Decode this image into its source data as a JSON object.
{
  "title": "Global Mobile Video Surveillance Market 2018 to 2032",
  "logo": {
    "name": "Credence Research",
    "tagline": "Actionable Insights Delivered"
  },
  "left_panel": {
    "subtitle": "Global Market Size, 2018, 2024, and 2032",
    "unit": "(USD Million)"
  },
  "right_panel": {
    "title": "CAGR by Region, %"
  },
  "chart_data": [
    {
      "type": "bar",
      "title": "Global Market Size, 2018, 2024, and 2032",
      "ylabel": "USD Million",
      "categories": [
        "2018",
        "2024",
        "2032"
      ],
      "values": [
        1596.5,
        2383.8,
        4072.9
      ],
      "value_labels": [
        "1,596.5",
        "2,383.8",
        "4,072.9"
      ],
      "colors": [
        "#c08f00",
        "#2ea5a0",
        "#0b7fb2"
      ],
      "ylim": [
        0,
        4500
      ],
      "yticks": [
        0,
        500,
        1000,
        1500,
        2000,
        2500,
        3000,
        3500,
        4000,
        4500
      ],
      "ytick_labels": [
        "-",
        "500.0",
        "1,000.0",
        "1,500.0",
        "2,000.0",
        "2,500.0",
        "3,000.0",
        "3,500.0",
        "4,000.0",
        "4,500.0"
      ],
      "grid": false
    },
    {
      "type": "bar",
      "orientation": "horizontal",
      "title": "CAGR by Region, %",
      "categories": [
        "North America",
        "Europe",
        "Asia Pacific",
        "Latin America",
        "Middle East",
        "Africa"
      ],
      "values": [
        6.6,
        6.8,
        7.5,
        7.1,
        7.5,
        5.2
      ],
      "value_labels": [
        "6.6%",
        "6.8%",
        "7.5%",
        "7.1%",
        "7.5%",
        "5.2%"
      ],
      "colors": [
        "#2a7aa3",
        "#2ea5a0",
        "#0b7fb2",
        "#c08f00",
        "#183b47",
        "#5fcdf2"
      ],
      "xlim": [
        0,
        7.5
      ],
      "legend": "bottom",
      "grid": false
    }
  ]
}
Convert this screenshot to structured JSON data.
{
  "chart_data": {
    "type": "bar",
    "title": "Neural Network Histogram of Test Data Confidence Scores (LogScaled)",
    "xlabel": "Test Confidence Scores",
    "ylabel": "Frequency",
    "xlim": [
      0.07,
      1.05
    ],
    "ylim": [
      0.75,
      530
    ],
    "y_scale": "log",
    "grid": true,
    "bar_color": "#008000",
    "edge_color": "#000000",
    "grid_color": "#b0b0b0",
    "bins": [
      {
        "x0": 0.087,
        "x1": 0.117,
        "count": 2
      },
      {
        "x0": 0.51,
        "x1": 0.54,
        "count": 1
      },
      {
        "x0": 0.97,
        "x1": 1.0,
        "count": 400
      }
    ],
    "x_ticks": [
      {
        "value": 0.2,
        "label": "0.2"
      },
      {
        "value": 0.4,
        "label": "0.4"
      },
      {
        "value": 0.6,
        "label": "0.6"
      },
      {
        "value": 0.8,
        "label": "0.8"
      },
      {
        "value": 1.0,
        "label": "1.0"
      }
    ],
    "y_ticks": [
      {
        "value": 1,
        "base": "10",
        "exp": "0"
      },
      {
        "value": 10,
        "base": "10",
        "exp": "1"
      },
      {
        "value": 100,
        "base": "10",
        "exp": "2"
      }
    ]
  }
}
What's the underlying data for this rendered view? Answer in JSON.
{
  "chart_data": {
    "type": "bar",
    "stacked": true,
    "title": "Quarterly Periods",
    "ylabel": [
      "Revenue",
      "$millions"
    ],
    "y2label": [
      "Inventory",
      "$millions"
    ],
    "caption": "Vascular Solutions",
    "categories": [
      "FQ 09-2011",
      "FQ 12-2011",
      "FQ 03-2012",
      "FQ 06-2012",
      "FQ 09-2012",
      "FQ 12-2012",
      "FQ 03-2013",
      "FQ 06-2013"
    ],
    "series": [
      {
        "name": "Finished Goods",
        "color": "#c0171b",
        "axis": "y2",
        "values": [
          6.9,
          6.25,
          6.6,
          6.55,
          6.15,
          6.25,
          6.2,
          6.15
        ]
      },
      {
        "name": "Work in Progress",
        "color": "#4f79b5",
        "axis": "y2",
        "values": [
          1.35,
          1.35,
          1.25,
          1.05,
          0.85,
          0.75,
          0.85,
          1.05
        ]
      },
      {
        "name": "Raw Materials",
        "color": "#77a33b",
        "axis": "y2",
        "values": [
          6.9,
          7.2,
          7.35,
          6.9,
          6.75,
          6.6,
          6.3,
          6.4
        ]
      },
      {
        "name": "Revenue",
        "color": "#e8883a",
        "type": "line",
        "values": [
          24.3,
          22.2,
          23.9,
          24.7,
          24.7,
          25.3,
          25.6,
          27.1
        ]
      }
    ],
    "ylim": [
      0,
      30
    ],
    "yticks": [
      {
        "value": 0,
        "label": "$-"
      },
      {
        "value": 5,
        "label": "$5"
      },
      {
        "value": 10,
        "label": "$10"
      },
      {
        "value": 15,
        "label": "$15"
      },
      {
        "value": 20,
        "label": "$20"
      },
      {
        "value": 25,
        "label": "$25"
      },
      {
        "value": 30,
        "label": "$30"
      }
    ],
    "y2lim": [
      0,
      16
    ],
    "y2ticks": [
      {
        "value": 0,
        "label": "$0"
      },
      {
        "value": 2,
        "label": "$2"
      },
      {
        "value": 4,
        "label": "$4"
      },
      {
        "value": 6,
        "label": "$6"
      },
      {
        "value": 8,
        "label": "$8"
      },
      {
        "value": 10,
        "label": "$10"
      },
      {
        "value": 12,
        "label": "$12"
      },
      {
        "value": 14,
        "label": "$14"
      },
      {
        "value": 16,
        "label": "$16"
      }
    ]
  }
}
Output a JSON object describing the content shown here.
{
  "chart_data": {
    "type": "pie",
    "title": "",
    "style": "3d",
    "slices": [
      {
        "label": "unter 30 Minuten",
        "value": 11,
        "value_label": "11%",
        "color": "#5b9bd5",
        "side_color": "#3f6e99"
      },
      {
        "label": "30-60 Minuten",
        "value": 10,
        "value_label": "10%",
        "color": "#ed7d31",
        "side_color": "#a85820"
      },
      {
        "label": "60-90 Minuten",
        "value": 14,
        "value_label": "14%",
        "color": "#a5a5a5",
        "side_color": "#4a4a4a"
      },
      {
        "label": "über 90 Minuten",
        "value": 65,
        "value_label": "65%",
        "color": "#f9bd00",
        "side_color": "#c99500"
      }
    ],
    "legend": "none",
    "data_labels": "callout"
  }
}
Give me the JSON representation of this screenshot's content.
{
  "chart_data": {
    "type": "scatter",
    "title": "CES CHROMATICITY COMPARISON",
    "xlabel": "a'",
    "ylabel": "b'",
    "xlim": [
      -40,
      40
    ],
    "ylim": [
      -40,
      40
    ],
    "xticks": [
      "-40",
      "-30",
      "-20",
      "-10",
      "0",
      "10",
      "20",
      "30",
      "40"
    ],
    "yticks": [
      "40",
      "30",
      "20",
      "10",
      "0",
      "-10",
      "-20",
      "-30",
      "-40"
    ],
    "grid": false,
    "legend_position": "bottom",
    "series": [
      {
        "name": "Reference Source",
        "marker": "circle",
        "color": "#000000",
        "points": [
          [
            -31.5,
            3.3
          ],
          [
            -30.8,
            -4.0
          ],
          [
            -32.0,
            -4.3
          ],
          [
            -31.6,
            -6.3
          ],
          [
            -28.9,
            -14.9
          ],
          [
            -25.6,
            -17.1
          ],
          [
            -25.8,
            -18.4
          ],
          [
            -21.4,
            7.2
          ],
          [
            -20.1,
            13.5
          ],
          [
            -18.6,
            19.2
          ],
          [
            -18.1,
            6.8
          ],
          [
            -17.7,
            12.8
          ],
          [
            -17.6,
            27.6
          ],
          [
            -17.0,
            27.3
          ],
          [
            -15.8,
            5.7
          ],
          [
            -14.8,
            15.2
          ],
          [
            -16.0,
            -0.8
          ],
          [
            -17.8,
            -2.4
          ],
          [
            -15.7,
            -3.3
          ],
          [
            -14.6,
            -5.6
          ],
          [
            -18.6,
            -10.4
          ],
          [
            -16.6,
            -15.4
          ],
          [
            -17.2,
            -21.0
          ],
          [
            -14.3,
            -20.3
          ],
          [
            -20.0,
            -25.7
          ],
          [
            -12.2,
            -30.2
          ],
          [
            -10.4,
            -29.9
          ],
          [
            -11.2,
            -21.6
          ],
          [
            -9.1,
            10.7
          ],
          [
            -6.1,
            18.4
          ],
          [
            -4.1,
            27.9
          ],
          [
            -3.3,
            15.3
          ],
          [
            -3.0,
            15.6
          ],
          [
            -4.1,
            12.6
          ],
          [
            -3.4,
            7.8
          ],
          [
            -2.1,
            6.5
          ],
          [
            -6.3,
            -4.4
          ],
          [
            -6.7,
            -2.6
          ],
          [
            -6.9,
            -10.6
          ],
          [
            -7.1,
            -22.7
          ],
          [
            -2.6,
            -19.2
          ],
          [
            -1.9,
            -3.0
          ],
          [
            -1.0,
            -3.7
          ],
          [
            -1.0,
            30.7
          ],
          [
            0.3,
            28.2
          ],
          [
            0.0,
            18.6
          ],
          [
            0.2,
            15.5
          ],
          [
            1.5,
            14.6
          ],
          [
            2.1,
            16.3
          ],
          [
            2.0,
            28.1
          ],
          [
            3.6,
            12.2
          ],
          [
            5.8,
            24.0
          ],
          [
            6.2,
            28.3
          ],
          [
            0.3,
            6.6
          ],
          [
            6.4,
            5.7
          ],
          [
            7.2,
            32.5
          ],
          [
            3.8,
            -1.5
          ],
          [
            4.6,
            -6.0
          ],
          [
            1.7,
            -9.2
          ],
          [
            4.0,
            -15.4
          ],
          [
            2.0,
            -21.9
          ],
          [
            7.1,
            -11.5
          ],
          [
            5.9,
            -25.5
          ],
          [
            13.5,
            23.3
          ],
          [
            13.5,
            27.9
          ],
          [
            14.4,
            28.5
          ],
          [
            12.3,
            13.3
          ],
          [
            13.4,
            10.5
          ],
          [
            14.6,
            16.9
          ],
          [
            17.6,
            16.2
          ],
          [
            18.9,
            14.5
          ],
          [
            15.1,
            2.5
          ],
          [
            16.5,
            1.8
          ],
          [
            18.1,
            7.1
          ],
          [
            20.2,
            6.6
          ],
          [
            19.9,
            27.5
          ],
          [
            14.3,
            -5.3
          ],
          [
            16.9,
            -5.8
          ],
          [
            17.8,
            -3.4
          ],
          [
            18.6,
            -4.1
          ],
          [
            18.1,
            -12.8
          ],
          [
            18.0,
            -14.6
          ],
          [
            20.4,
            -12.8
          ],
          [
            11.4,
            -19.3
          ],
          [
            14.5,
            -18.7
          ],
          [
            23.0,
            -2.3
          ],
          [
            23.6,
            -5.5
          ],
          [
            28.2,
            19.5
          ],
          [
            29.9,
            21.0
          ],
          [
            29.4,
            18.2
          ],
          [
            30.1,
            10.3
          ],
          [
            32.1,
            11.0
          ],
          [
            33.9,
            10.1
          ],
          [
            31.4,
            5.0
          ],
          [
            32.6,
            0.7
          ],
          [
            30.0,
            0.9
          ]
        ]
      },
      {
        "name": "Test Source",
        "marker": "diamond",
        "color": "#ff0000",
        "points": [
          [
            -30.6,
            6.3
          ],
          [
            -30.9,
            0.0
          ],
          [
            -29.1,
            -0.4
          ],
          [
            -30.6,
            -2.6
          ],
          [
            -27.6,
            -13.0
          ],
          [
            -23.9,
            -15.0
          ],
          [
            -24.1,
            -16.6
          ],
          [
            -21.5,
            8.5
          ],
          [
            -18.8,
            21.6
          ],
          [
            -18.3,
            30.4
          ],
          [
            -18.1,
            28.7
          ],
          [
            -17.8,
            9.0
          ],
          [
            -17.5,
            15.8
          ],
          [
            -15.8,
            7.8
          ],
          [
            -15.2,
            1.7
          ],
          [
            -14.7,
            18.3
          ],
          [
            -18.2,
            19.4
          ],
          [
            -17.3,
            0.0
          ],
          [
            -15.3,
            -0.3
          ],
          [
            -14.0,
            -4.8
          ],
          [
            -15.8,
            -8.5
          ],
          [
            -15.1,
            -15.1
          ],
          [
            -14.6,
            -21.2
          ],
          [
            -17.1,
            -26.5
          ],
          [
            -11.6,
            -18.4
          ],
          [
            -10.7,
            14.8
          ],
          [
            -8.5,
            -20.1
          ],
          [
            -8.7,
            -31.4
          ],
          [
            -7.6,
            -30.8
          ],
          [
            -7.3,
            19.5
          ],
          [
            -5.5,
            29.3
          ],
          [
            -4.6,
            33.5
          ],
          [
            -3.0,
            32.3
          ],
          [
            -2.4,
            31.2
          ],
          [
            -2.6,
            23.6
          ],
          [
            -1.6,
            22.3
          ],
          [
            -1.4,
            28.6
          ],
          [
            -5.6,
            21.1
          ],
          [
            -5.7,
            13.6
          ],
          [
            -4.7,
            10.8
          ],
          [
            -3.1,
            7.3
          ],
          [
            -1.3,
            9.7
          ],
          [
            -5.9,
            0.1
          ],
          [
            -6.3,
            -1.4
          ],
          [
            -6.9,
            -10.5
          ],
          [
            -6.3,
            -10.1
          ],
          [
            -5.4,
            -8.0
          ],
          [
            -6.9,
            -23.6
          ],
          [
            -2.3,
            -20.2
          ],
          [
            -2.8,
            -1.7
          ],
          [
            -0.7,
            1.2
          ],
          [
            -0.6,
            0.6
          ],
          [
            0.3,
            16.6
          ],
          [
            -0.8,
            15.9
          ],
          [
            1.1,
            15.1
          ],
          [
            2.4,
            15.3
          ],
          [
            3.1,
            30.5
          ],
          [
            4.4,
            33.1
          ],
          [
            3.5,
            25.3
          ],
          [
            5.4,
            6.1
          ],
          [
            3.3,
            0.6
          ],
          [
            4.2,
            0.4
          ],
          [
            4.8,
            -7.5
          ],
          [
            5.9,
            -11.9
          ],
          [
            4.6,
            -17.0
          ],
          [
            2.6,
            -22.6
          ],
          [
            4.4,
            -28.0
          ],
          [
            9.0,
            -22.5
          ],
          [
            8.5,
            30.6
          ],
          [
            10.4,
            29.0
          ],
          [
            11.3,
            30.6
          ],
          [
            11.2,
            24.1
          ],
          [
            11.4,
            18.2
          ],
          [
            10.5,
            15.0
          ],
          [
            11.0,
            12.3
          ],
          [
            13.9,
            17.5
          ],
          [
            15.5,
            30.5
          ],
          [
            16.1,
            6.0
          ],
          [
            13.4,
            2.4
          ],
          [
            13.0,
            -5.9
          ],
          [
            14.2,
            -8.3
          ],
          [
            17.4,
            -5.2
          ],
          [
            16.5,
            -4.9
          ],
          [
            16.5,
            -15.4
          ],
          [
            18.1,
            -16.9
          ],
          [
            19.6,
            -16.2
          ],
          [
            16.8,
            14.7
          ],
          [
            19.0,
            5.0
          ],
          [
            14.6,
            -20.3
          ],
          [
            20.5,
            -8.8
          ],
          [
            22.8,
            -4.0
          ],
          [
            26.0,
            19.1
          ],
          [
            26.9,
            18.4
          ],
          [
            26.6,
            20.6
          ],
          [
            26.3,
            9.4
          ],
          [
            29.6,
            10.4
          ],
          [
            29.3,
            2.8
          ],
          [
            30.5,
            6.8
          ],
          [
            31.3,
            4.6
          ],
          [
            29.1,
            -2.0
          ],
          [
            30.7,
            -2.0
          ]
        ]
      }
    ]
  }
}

**Directive:**
Pick out the lines that have the word "object". Copy them all.

**Problem solution:**
Decode this image into its source data as a JSON object.
Output a JSON object describing the content shown here.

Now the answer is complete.